> **EXERCISE GOAL**
Please print the full listing exactly.

Records from a collection of figures
════════
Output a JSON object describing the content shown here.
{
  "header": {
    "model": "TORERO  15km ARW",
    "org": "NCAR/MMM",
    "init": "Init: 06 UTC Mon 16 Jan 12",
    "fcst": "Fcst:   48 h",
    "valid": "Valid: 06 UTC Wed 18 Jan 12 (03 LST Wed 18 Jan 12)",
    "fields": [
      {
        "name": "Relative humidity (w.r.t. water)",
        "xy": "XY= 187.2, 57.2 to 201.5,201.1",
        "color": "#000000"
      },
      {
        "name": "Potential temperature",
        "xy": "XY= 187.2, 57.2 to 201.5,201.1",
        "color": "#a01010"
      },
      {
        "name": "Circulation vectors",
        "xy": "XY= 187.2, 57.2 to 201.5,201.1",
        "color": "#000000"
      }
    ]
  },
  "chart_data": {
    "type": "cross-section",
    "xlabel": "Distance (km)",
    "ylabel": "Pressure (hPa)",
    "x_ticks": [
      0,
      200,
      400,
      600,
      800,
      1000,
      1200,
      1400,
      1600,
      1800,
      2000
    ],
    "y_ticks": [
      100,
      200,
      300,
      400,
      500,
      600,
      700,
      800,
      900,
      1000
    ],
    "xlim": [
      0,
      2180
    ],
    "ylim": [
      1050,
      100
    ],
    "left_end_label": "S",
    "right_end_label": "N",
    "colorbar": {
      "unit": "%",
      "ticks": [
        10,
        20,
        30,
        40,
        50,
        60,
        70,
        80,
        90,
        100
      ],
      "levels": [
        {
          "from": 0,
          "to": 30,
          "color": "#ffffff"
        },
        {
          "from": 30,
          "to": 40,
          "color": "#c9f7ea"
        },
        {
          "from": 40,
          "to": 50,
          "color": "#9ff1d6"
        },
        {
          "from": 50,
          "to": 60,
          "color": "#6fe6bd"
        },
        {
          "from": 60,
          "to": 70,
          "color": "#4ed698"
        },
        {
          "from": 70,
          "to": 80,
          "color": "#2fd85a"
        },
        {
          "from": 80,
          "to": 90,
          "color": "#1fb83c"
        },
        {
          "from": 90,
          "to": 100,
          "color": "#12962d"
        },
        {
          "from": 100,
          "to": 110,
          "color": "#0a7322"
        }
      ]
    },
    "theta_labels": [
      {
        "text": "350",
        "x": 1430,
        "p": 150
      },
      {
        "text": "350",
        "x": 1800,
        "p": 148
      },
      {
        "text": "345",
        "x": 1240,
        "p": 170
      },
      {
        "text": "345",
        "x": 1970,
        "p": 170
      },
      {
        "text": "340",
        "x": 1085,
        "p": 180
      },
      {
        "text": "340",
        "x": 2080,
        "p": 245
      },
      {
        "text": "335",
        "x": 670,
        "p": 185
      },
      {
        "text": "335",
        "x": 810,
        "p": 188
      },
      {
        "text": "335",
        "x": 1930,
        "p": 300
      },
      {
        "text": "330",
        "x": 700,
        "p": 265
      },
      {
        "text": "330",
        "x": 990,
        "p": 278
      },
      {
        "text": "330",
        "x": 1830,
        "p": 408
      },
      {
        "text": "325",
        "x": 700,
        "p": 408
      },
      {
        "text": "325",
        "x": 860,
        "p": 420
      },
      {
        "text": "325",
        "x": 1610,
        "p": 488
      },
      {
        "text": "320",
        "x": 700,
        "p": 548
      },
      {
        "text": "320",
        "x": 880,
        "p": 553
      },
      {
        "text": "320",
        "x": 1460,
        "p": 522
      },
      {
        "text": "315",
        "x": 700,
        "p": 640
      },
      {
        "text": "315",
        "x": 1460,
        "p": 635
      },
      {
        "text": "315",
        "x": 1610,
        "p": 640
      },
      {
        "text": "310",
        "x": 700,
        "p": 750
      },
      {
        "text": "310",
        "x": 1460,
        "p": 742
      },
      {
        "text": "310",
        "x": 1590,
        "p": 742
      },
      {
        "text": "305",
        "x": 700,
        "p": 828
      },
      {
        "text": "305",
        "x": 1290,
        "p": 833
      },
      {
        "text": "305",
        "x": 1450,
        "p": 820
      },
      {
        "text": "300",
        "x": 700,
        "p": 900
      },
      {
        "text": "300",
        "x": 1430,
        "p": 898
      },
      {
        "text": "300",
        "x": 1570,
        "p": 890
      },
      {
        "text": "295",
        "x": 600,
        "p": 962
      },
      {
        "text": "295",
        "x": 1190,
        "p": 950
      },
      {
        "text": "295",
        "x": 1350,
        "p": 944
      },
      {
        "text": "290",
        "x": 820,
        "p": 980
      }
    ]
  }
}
════════
> **RESPONSE TO THIS TASK**
Output a JSON object describing the content shown here.
{
  "header": {
    "model": "TORERO  15km ARW",
    "org": "NCAR/MMM",
    "init": "Init: 06 UTC Mon 16 Jan 12",
    "fcst": "Fcst:   48 h",
    "valid": "Valid: 06 UTC Wed 18 Jan 12 (03 LST Wed 18 Jan 12)",
    "fields": [
      {
        "name": "Relative humidity (w.r.t. water)",
        "xy": "XY= 187.2, 57.2 to 201.5,201.1",
        "color": "#000000"
      },
      {
        "name": "Potential temperature",
        "xy": "XY= 187.2, 57.2 to 201.5,201.1",
        "color": "#a01010"
      },
      {
        "name": "Circulation vectors",
        "xy": "XY= 187.2, 57.2 to 201.5,201.1",
        "color": "#000000"
      }
    ]
  },
  "chart_data": {
    "type": "cross-section",
    "xlabel": "Distance (km)",
    "ylabel": "Pressure (hPa)",
    "x_ticks": [
      0,
      200,
      400,
      600,
      800,
      1000,
      1200,
      1400,
      1600,
      1800,
      2000
    ],
    "y_ticks": [
      100,
      200,
      300,
      400,
      500,
      600,
      700,
      800,
      900,
      1000
    ],
    "xlim": [
      0,
      2180
    ],
    "ylim": [
      1050,
      100
    ],
    "left_end_label": "S",
    "right_end_label": "N",
    "colorbar": {
      "unit": "%",
      "ticks": [
        10,
        20,
        30,
        40,
        50,
        60,
        70,
        80,
        90,
        100
      ],
      "levels": [
        {
          "from": 0,
          "to": 30,
          "color": "#ffffff"
        },
        {
          "from": 30,
          "to": 40,
          "color": "#c9f7ea"
        },
        {
          "from": 40,
          "to": 50,
          "color": "#9ff1d6"
        },
        {
          "from": 50,
          "to": 60,
          "color": "#6fe6bd"
        },
        {
          "from": 60,
          "to": 70,
          "color": "#4ed698"
        },
        {
          "from": 70,
          "to": 80,
          "color": "#2fd85a"
        },
        {
          "from": 80,
          "to": 90,
          "color": "#1fb83c"
        },
        {
          "from": 90,
          "to": 100,
          "color": "#12962d"
        },
        {
          "from": 100,
          "to": 110,
          "color": "#0a7322"
        }
      ]
    },
    "theta_labels": [
      {
        "text": "350",
        "x": 1430,
        "p": 150
      },
      {
        "text": "350",
        "x": 1800,
        "p": 148
      },
      {
        "text": "345",
        "x": 1240,
        "p": 170
      },
      {
        "text": "345",
        "x": 1970,
        "p": 170
      },
      {
        "text": "340",
        "x": 1085,
        "p": 180
      },
      {
        "text": "340",
        "x": 2080,
        "p": 245
      },
      {
        "text": "335",
        "x": 670,
        "p": 185
      },
      {
        "text": "335",
        "x": 810,
        "p": 188
      },
      {
        "text": "335",
        "x": 1930,
        "p": 300
      },
      {
        "text": "330",
        "x": 700,
        "p": 265
      },
      {
        "text": "330",
        "x": 990,
        "p": 278
      },
      {
        "text": "330",
        "x": 1830,
        "p": 408
      },
      {
        "text": "325",
        "x": 700,
        "p": 408
      },
      {
        "text": "325",
        "x": 860,
        "p": 420
      },
      {
        "text": "325",
        "x": 1610,
        "p": 488
      },
      {
        "text": "320",
        "x": 700,
        "p": 548
      },
      {
        "text": "320",
        "x": 880,
        "p": 553
      },
      {
        "text": "320",
        "x": 1460,
        "p": 522
      },
      {
        "text": "315",
        "x": 700,
        "p": 640
      },
      {
        "text": "315",
        "x": 1460,
        "p": 635
      },
      {
        "text": "315",
        "x": 1610,
        "p": 640
      },
      {
        "text": "310",
        "x": 700,
        "p": 750
      },
      {
        "text": "310",
        "x": 1460,
        "p": 742
      },
      {
        "text": "310",
        "x": 1590,
        "p": 742
      },
      {
        "text": "305",
        "x": 700,
        "p": 828
      },
      {
        "text": "305",
        "x": 1290,
        "p": 833
      },
      {
        "text": "305",
        "x": 1450,
        "p": 820
      },
      {
        "text": "300",
        "x": 700,
        "p": 900
      },
      {
        "text": "300",
        "x": 1430,
        "p": 898
      },
      {
        "text": "300",
        "x": 1570,
        "p": 890
      },
      {
        "text": "295",
        "x": 600,
        "p": 962
      },
      {
        "text": "295",
        "x": 1190,
        "p": 950
      },
      {
        "text": "295",
        "x": 1350,
        "p": 944
      },
      {
        "text": "290",
        "x": 820,
        "p": 980
      }
    ]
  }
}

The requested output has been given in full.